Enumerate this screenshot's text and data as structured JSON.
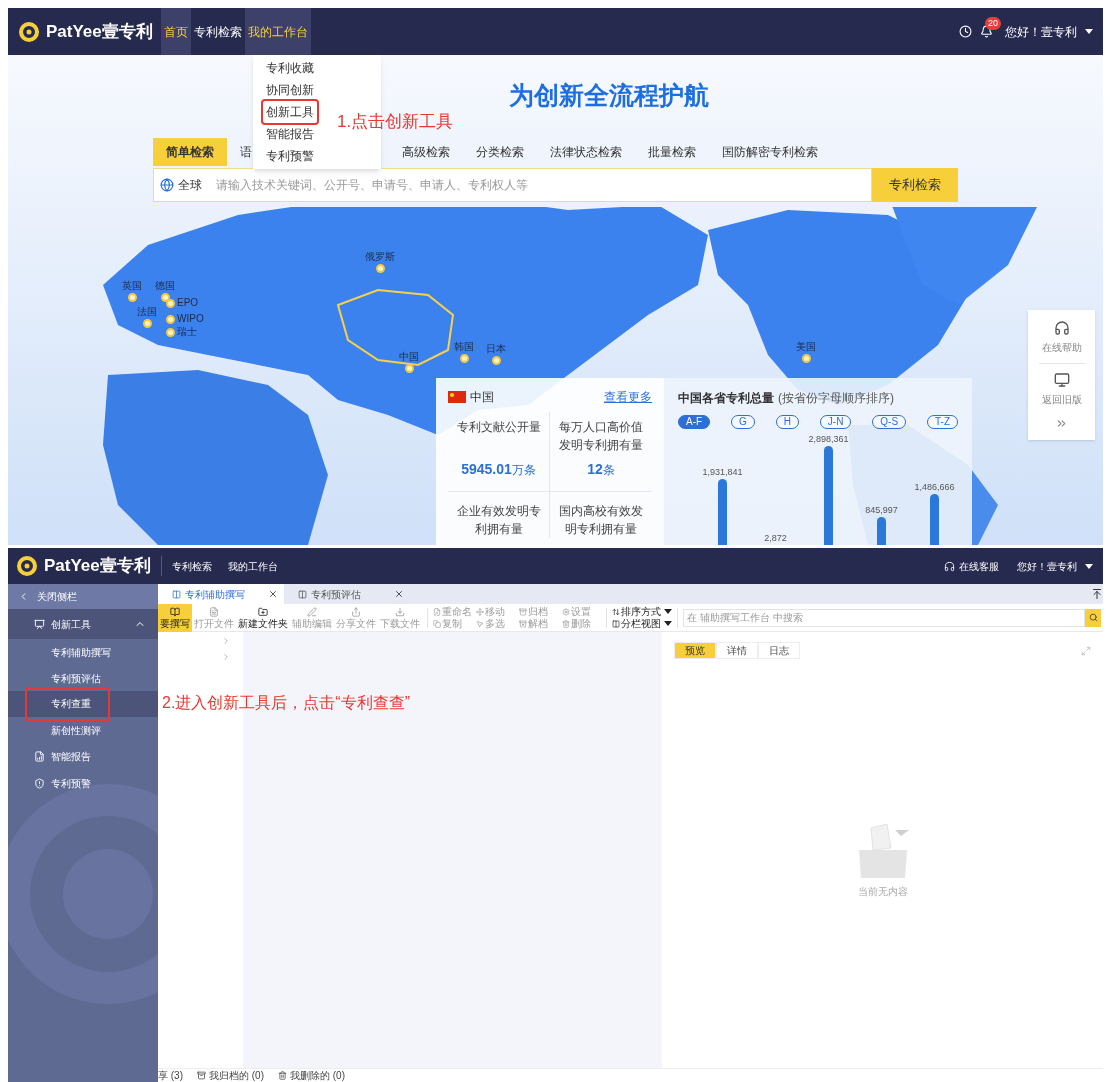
{
  "top_screen": {
    "header": {
      "logo": "PatYee壹专利",
      "nav": [
        {
          "label": "首页",
          "selected": true
        },
        {
          "label": "专利检索",
          "selected": false
        },
        {
          "label": "我的工作台",
          "selected": true
        }
      ],
      "notification_count": "20",
      "greeting": "您好！壹专利"
    },
    "dropdown": [
      {
        "label": "专利收藏",
        "annotated": false
      },
      {
        "label": "协同创新",
        "annotated": false
      },
      {
        "label": "创新工具",
        "annotated": true
      },
      {
        "label": "智能报告",
        "annotated": false
      },
      {
        "label": "专利预警",
        "annotated": false
      }
    ],
    "annotation": "1.点击创新工具",
    "headline": "为创新全流程护航",
    "search_tabs": [
      {
        "label": "简单检索",
        "selected": true
      },
      {
        "label": "语",
        "selected": false
      },
      {
        "label": "高级检索",
        "selected": false
      },
      {
        "label": "分类检索",
        "selected": false
      },
      {
        "label": "法律状态检索",
        "selected": false
      },
      {
        "label": "批量检索",
        "selected": false
      },
      {
        "label": "国防解密专利检索",
        "selected": false
      }
    ],
    "search": {
      "scope": "全球",
      "placeholder": "请输入技术关键词、公开号、申请号、申请人、专利权人等",
      "button": "专利检索"
    },
    "map_pins": [
      "俄罗斯",
      "英国",
      "德国",
      "法国",
      "EPO",
      "WIPO",
      "瑞士",
      "中国",
      "韩国",
      "日本",
      "美国"
    ],
    "country_panel": {
      "country": "中国",
      "more_link": "查看更多",
      "stats": [
        {
          "label": "专利文献公开量",
          "value": "5945.01",
          "unit": "万条"
        },
        {
          "label": "每万人口高价值发明专利拥有量",
          "value": "12",
          "unit": "条"
        },
        {
          "label": "企业有效发明专利拥有量"
        },
        {
          "label": "国内高校有效发明专利拥有量"
        }
      ]
    },
    "province_panel": {
      "title": "中国各省专利总量",
      "subtitle": "(按省份字母顺序排序)",
      "filters": [
        {
          "label": "A-F",
          "selected": true
        },
        {
          "label": "G",
          "selected": false
        },
        {
          "label": "H",
          "selected": false
        },
        {
          "label": "J-N",
          "selected": false
        },
        {
          "label": "Q-S",
          "selected": false
        },
        {
          "label": "T-Z",
          "selected": false
        }
      ],
      "bar_labels": [
        "1,931,841",
        "2,872",
        "2,898,361",
        "845,997",
        "1,486,666"
      ]
    },
    "side_panel": [
      {
        "label": "在线帮助",
        "kind": "help"
      },
      {
        "label": "返回旧版",
        "kind": "legacy"
      }
    ]
  },
  "bottom_screen": {
    "header": {
      "logo": "PatYee壹专利",
      "nav": [
        "专利检索",
        "我的工作台"
      ],
      "service": "在线客服",
      "greeting": "您好！壹专利"
    },
    "sidebar": {
      "close": "关闭侧栏",
      "group": {
        "label": "创新工具",
        "expanded": true,
        "children": [
          {
            "label": "专利辅助撰写",
            "selected": false,
            "annotated": false
          },
          {
            "label": "专利预评估",
            "selected": false,
            "annotated": false
          },
          {
            "label": "专利查重",
            "selected": true,
            "annotated": true
          },
          {
            "label": "新创性测评",
            "selected": false,
            "annotated": false
          }
        ]
      },
      "items": [
        {
          "label": "智能报告",
          "kind": "report"
        },
        {
          "label": "专利预警",
          "kind": "alert"
        }
      ]
    },
    "annotation": "2.进入创新工具后，点击“专利查查”",
    "tabs": [
      {
        "label": "专利辅助撰写",
        "selected": true
      },
      {
        "label": "专利预评估",
        "selected": false
      }
    ],
    "toolbar": {
      "main": [
        {
          "label": "要撰写",
          "kind": "write",
          "selected": true,
          "disabled": false
        },
        {
          "label": "打开文件",
          "kind": "open",
          "selected": false,
          "disabled": true
        },
        {
          "label": "新建文件夹",
          "kind": "folder",
          "selected": false,
          "disabled": false
        },
        {
          "label": "辅助编辑",
          "kind": "edit",
          "selected": false,
          "disabled": true
        },
        {
          "label": "分享文件",
          "kind": "share",
          "selected": false,
          "disabled": true
        },
        {
          "label": "下载文件",
          "kind": "download",
          "selected": false,
          "disabled": true
        }
      ],
      "small": [
        {
          "label": "重命名",
          "kind": "rename",
          "disabled": true
        },
        {
          "label": "移动",
          "kind": "move",
          "disabled": true
        },
        {
          "label": "归档",
          "kind": "archive",
          "disabled": true
        },
        {
          "label": "设置",
          "kind": "settings",
          "disabled": true
        },
        {
          "label": "复制",
          "kind": "copy",
          "disabled": true
        },
        {
          "label": "多选",
          "kind": "select",
          "disabled": true
        },
        {
          "label": "解档",
          "kind": "unarchive",
          "disabled": true
        },
        {
          "label": "删除",
          "kind": "delete",
          "disabled": true
        }
      ],
      "view": [
        {
          "label": "排序方式",
          "kind": "sort"
        },
        {
          "label": "分栏视图",
          "kind": "columns"
        }
      ],
      "search_placeholder": "在 辅助撰写工作台 中搜索"
    },
    "preview_tabs": [
      {
        "label": "预览",
        "selected": true
      },
      {
        "label": "详情",
        "selected": false
      },
      {
        "label": "日志",
        "selected": false
      }
    ],
    "empty_text": "当前无内容",
    "status": [
      {
        "label": "享 (3)",
        "kind": "share"
      },
      {
        "label": "我归档的 (0)",
        "kind": "archive"
      },
      {
        "label": "我删除的 (0)",
        "kind": "trash"
      }
    ]
  }
}
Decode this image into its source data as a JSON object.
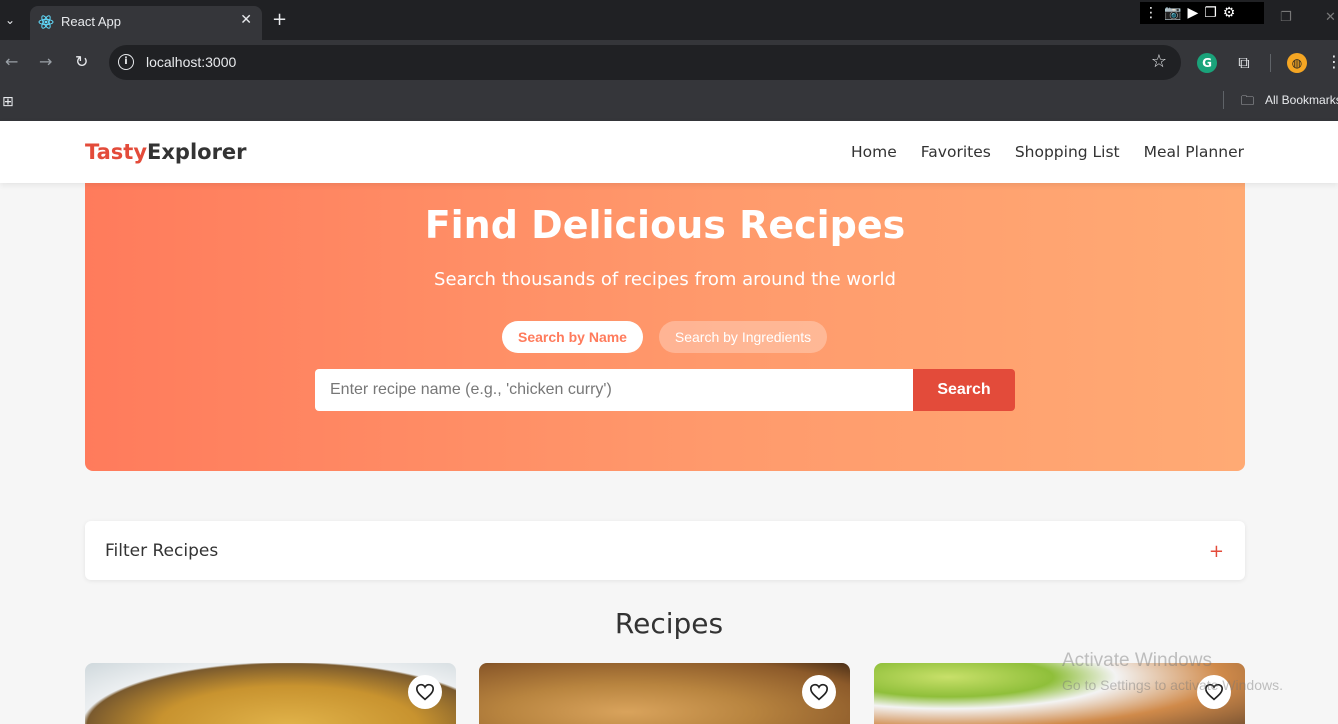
{
  "browser": {
    "tab_title": "React App",
    "url": "localhost:3000",
    "bookmarks_label": "All Bookmarks"
  },
  "app": {
    "logo_part1": "Tasty",
    "logo_part2": "Explorer",
    "nav": [
      "Home",
      "Favorites",
      "Shopping List",
      "Meal Planner"
    ]
  },
  "hero": {
    "title": "Find Delicious Recipes",
    "subtitle": "Search thousands of recipes from around the world",
    "toggle_name": "Search by Name",
    "toggle_ingredients": "Search by Ingredients",
    "search_placeholder": "Enter recipe name (e.g., 'chicken curry')",
    "search_button": "Search"
  },
  "filter": {
    "title": "Filter Recipes",
    "toggle_symbol": "+"
  },
  "recipes": {
    "title": "Recipes"
  },
  "watermark": {
    "line1": "Activate Windows",
    "line2": "Go to Settings to activate Windows."
  },
  "colors": {
    "accent": "#e34b3a",
    "hero_start": "#ff7b5c",
    "hero_end": "#ffaa74"
  }
}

**Task goal**. Gather each line from the entries above that includes the word "Windows".

**Exercise response**.
    "line1": "Activate Windows",
    "line2": "Go to Settings to activate Windows."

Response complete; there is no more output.